■ **EXERCISE DATA**
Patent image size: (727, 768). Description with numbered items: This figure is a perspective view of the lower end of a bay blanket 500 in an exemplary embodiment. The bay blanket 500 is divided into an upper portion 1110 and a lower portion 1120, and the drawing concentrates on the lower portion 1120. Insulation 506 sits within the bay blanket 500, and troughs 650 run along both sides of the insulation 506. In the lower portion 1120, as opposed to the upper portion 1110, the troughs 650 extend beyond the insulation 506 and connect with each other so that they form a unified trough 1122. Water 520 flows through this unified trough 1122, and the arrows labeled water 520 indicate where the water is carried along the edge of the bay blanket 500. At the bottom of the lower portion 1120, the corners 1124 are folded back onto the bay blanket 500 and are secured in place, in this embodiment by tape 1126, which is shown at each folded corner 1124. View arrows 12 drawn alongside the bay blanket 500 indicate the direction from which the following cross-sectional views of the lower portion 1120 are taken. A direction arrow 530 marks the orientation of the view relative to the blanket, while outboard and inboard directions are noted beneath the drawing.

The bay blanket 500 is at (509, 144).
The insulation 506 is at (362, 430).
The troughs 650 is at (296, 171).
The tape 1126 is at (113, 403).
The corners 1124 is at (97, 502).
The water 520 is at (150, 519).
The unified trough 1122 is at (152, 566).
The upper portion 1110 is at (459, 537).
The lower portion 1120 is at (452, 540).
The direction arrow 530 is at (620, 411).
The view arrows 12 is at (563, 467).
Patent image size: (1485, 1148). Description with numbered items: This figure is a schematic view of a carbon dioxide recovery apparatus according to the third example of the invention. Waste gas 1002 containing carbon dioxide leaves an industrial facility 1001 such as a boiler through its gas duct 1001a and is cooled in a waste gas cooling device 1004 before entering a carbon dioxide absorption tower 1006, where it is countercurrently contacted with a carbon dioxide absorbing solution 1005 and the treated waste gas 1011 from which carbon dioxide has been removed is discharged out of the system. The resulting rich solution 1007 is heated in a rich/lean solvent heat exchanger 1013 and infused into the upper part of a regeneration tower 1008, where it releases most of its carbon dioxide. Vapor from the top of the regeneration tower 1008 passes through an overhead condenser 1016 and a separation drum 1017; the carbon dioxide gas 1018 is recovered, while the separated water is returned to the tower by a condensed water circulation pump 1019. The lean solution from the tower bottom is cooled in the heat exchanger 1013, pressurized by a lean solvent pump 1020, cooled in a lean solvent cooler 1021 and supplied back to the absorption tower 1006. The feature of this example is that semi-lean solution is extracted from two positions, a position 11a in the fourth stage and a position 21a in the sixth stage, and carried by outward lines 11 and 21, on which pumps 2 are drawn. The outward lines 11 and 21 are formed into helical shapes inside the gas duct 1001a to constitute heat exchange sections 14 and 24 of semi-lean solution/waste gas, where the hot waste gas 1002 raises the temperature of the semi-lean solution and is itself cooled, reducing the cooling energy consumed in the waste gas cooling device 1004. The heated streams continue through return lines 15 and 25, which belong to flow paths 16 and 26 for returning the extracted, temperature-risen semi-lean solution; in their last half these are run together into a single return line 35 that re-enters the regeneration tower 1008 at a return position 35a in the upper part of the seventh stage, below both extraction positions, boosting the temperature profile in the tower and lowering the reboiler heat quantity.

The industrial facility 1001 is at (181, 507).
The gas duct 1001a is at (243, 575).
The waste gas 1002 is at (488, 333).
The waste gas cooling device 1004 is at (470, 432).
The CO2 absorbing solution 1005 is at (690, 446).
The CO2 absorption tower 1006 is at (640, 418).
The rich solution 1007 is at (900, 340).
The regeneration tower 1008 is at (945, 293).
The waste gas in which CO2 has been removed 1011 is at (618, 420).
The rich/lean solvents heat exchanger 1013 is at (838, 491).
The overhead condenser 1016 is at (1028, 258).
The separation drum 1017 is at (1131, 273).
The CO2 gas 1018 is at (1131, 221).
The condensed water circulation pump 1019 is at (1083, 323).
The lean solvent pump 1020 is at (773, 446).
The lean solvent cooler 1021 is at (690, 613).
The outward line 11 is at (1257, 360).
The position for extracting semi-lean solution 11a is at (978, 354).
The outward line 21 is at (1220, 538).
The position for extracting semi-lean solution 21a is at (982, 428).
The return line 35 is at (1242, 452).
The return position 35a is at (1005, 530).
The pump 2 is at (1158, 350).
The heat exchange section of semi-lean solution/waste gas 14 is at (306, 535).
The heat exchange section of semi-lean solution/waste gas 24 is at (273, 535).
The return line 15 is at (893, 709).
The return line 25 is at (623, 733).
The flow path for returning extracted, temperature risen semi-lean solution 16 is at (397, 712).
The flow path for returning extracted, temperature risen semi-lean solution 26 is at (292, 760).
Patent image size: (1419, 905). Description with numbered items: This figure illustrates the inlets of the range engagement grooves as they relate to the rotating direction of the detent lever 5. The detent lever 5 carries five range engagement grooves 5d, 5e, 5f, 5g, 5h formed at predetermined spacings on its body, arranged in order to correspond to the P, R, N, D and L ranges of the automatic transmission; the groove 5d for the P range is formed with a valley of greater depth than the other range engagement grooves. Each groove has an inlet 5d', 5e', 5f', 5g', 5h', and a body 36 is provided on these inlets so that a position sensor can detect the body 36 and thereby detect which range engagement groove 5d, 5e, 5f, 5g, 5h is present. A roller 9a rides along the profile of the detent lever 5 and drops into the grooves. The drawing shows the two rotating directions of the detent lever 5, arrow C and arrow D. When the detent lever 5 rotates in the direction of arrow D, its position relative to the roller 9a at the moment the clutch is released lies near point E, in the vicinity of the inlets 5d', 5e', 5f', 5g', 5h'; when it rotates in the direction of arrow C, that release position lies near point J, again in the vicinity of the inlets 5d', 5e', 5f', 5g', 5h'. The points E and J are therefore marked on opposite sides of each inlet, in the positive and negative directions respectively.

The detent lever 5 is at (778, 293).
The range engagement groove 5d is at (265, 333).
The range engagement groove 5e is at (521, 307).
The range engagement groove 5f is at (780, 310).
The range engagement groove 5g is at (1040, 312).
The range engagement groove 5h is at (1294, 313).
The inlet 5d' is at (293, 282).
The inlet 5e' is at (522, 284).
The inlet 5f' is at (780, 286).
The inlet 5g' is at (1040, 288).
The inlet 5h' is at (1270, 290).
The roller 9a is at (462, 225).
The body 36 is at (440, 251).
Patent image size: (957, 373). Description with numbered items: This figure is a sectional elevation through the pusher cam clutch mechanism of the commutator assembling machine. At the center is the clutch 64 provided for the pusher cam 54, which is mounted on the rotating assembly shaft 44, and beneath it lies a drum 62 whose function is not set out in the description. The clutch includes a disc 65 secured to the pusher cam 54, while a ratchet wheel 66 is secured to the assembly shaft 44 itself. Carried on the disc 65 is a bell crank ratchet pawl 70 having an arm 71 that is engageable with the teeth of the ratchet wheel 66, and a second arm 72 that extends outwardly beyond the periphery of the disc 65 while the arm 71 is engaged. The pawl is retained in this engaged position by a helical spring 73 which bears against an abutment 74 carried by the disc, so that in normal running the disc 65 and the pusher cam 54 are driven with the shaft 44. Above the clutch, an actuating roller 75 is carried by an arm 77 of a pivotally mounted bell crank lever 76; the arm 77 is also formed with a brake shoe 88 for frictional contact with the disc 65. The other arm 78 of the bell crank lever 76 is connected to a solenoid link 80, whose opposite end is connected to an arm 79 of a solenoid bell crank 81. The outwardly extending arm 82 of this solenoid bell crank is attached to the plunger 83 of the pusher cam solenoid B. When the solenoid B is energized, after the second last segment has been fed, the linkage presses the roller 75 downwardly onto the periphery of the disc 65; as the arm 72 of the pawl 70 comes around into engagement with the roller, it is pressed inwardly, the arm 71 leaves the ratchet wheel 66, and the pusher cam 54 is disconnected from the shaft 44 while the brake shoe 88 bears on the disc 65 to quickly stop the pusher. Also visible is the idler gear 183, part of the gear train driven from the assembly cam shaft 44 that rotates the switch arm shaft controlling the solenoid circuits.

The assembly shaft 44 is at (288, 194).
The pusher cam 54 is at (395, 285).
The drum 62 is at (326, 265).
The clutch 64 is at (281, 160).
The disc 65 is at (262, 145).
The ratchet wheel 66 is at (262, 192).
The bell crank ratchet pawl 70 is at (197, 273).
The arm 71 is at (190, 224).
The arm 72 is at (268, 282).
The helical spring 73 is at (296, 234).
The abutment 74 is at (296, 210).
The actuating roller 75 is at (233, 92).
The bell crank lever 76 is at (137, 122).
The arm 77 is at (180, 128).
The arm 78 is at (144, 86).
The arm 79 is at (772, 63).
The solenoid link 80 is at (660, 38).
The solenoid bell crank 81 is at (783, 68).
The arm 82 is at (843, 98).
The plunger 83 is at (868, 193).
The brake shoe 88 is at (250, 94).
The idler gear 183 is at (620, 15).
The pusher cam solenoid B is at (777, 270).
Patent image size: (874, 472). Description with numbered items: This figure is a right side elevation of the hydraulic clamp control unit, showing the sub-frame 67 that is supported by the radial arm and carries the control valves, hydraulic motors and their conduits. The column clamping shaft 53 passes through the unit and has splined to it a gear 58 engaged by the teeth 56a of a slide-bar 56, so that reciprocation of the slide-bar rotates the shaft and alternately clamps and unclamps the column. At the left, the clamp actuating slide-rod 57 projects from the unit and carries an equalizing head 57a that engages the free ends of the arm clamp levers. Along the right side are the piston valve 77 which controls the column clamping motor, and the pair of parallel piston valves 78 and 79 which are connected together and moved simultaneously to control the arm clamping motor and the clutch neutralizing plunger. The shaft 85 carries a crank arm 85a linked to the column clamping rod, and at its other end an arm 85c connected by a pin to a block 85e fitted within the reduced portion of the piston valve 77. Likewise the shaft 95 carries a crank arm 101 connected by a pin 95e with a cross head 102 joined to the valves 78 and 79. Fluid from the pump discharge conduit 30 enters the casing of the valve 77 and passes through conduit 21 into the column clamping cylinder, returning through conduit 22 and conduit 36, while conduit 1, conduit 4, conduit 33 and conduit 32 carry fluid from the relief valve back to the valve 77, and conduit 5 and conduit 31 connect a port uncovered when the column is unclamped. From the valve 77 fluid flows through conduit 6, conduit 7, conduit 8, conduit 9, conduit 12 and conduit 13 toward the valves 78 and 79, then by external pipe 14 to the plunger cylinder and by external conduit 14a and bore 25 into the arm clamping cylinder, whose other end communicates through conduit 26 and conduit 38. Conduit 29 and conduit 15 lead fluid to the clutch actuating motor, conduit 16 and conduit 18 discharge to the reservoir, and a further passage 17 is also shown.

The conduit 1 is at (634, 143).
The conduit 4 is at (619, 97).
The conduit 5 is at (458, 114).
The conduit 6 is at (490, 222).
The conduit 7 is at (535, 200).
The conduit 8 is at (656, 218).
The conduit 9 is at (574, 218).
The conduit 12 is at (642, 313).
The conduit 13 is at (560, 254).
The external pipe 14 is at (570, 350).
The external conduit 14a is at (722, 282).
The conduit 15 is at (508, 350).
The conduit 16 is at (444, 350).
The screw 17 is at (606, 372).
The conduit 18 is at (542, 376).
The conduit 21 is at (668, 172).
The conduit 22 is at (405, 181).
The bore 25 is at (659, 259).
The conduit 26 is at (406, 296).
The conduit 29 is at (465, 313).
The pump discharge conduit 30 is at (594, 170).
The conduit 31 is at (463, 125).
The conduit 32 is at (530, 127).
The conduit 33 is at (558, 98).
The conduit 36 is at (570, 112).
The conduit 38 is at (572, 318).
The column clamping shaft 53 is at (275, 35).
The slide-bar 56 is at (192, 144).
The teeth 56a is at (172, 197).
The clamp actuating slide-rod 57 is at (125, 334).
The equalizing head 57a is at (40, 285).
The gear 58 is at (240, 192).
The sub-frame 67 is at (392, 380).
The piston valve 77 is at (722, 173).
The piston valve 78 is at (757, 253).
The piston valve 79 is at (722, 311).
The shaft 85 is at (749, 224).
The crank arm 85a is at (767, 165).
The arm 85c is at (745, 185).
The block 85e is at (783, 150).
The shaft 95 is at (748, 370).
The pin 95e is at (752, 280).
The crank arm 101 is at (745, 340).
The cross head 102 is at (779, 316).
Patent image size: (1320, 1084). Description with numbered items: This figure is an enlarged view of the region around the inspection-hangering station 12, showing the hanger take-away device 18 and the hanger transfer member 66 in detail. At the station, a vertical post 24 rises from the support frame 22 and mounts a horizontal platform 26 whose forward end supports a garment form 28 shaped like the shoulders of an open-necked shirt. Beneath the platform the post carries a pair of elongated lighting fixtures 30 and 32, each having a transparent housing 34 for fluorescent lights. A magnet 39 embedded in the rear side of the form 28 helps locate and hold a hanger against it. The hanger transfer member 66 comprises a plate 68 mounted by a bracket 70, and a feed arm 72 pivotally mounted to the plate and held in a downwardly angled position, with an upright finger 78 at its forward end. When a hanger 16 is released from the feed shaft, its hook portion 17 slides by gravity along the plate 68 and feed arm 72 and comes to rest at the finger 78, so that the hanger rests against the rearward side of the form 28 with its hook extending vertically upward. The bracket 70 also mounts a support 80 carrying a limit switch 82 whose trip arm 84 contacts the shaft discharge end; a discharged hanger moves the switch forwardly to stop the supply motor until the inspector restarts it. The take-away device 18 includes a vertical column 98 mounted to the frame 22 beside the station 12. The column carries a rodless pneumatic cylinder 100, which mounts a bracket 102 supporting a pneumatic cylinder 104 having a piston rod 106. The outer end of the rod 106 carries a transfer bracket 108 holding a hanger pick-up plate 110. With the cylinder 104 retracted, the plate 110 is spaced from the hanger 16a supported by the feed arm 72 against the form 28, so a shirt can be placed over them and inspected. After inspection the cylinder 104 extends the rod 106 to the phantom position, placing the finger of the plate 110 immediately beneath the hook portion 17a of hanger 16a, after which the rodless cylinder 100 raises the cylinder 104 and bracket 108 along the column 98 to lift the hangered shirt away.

■ **AIM**
Please copy the records verbatim, from their first line through the line containing "The tape 1126 is at (113, 403).", including that line.

■ **TASK ANSWER**
Patent image size: (727, 768). Description with numbered items: This figure is a perspective view of the lower end of a bay blanket 500 in an exemplary embodiment. The bay blanket 500 is divided into an upper portion 1110 and a lower portion 1120, and the drawing concentrates on the lower portion 1120. Insulation 506 sits within the bay blanket 500, and troughs 650 run along both sides of the insulation 506. In the lower portion 1120, as opposed to the upper portion 1110, the troughs 650 extend beyond the insulation 506 and connect with each other so that they form a unified trough 1122. Water 520 flows through this unified trough 1122, and the arrows labeled water 520 indicate where the water is carried along the edge of the bay blanket 500. At the bottom of the lower portion 1120, the corners 1124 are folded back onto the bay blanket 500 and are secured in place, in this embodiment by tape 1126, which is shown at each folded corner 1124. View arrows 12 drawn alongside the bay blanket 500 indicate the direction from which the following cross-sectional views of the lower portion 1120 are taken. A direction arrow 530 marks the orientation of the view relative to the blanket, while outboard and inboard directions are noted beneath the drawing.

The bay blanket 500 is at (509, 144).
The insulation 506 is at (362, 430).
The troughs 650 is at (296, 171).
The tape 1126 is at (113, 403).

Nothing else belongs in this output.